In order to restructure our financial system; we first need to restructure our innovation system. ALL of the top ten reasons for business failure are due to a lack of knowledge, not a lack of money.
Top 10 reasons why businesses fail:
1. Lack of an adequate, viable business plan
2. Insufficient sales to sustain business
3. Poor marketing plan: unappealing product, poor customer identification, incorrect pricing and lackluster promotion
4. Inadequate capital, misuse of capital and poor cost control
5. Poor management skills: lack of delegation, leadership and/or control
6. Lack of experience and knowledge
7. Lack of managerial focus/commitment
8. Poor customer service
9. Inadequate human resource management
10. Failure to properly use professional advice: i.e. accounting, legal, financial, etc.
Lack of a viable business plan is an act of negligence where research, scenarios, and assumptions have not been tested. Market ignorance is not an excuse nor is the failure to know one’s customer. Death by poor marketing plan is knowledge deficiency related to product appeal, customer identification, pricing structure, and lackluster promotion. Obviously, one needs to know how to manage a company in order to be focused, let alone correctly estimate capital needs. Lack of customer service knowledge is deadly in the age of social media. Inadequate HR is an oxymoron – if it’s inadequate, it’s not a resource – human or otherwise. Finally, failure to listen to knowledgeable people is ego driven irrationality.
The financial system is not the only problem; the innovation system is a crucial element. Information, knowledge and innovation, by any definition, are profoundly and inseparably connected. A failure in one kills the other two. So, just because an entrepreneur does not have the knowledge, does not mean it the ‘knowledge’ fails to exist – it simply means that entrepreneur failed to find it.

What to work on:
1. Reproduce the passage on why businesses fail word for word, from "Top 10 reasons" to "legal, financial, etc.".
2. In the passage on why businesses fail, what is the eighth reason on the list?

Supplied material:
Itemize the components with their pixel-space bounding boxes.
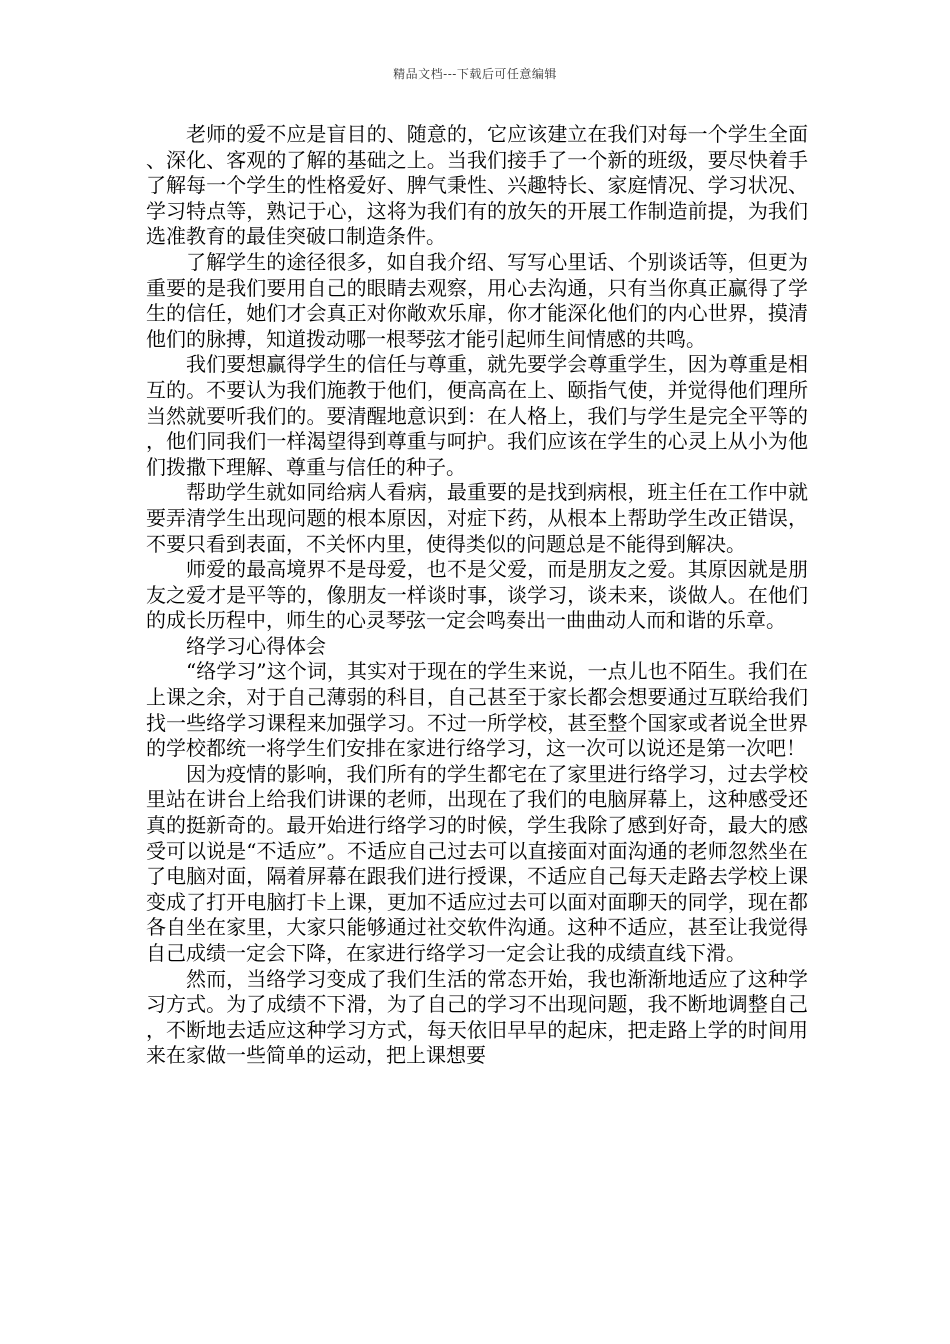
paragraph: “络学习”这个词，其实对于现在的学生来说，一点儿也不陌生。我们在上课之余，对于自己薄弱的科目，自己甚至于家长都会想要通过互联给我们找一些络学习课程来加强学习。不过一所学校，甚至整个国家或者说全世界的学校都统一将学生们安排在家进行络学习，这一次可以说还是第一次吧！ bbox=[146, 659, 808, 761]
paragraph: 老师的爱不应是盲目的、随意的，它应该建立在我们对每一个学生全面、深化、客观的了解的基础之上。当我们接手了一个新的班级，要尽快着手了解每一个学生的性格爱好、脾气秉性、兴趣特长、家庭情况、学习状况、学习特点等，熟记于心，这将为我们有的放矢的开展工作制造前提，为我们选准教育的最佳突破口制造条件。 bbox=[146, 122, 808, 249]
paragraph: 帮助学生就如同给病人看病，最重要的是找到病根，班主任在工作中就要弄清学生出现问题的根本原因，对症下药，从根本上帮助学生改正错误，不要只看到表面，不关怀内里，使得类似的问题总是不能得到解决。 bbox=[146, 480, 808, 556]
paragraph: 因为疫情的影响，我们所有的学生都宅在了家里进行络学习，过去学校里站在讲台上给我们讲课的老师，出现在了我们的电脑屏幕上，这种感受还真的挺新奇的。最开始进行络学习的时候，学生我除了感到好奇，最大的感受可以说是“不适应”。不适应自己过去可以直接面对面沟通的老师忽然坐在了电脑对面，隔着屏幕在跟我们进行授课，不适应自己每天走路去学校上课变成了打开电脑打卡上课，更加不适应过去可以面对面聊天的同学，现在都各自坐在家里，大家只能够通过社交软件沟通。这种不适应，甚至让我觉得自己成绩一定会下降，在家进行络学习一定会让我的成绩直线下滑。 bbox=[146, 761, 808, 965]
page-header: 精品文档---下载后可任意编辑 bbox=[393, 67, 557, 81]
document-body bbox=[146, 122, 808, 1069]
paragraph: 我们要想赢得学生的信任与尊重，就先要学会尊重学生，因为尊重是相互的。不要认为我们施教于他们，便高高在上、颐指气使，并觉得他们理所当然就要听我们的。要清醒地意识到：在人格上，我们与学生是完全平等的，他们同我们一样渴望得到尊重与呵护。我们应该在学生的心灵上从小为他们拨撒下理解、尊重与信任的种子。 bbox=[146, 352, 808, 479]
section-heading: 络学习心得体会 bbox=[186, 633, 326, 658]
paragraph: 师爱的最高境界不是母爱，也不是父爱，而是朋友之爱。其原因就是朋友之爱才是平等的，像朋友一样谈时事，谈学习，谈未来，谈做人。在他们的成长历程中，师生的心灵琴弦一定会鸣奏出一曲曲动人而和谐的乐章。 bbox=[146, 557, 808, 633]
paragraph: 了解学生的途径很多，如自我介绍、写写心里话、个别谈话等，但更为重要的是我们要用自己的眼睛去观察，用心去沟通，只有当你真正赢得了学生的信任，她们才会真正对你敞欢乐扉，你才能深化他们的内心世界，摸清他们的脉搏，知道拨动哪一根琴弦才能引起师生间情感的共鸣。 bbox=[146, 249, 808, 351]
paragraph: 然而，当络学习变成了我们生活的常态开始，我也渐渐地适应了这种学习方式。为了成绩不下滑，为了自己的学习不出现问题，我不断地调整自己，不断地去适应这种学习方式，每天依旧早早的起床，把走路上学的时间用来在家做一些简单的运动，把上课想要 bbox=[146, 966, 808, 1068]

The answers:
1.
Top 10 reasons why businesses fail:
1. Lack of an adequate, viable business plan
2. Insufficient sales to sustain business
3. Poor marketing plan: unappealing product, poor customer identification, incorrect pricing and lackluster promotion
4. Inadequate capital, misuse of capital and poor cost control
5. Poor management skills: lack of delegation, leadership and/or control
6. Lack of experience and knowledge
7. Lack of managerial focus/commitment
8. Poor customer service
9. Inadequate human resource management
10. Failure to properly use professional advice: i.e. accounting, legal, financial, etc.

2. Poor customer service.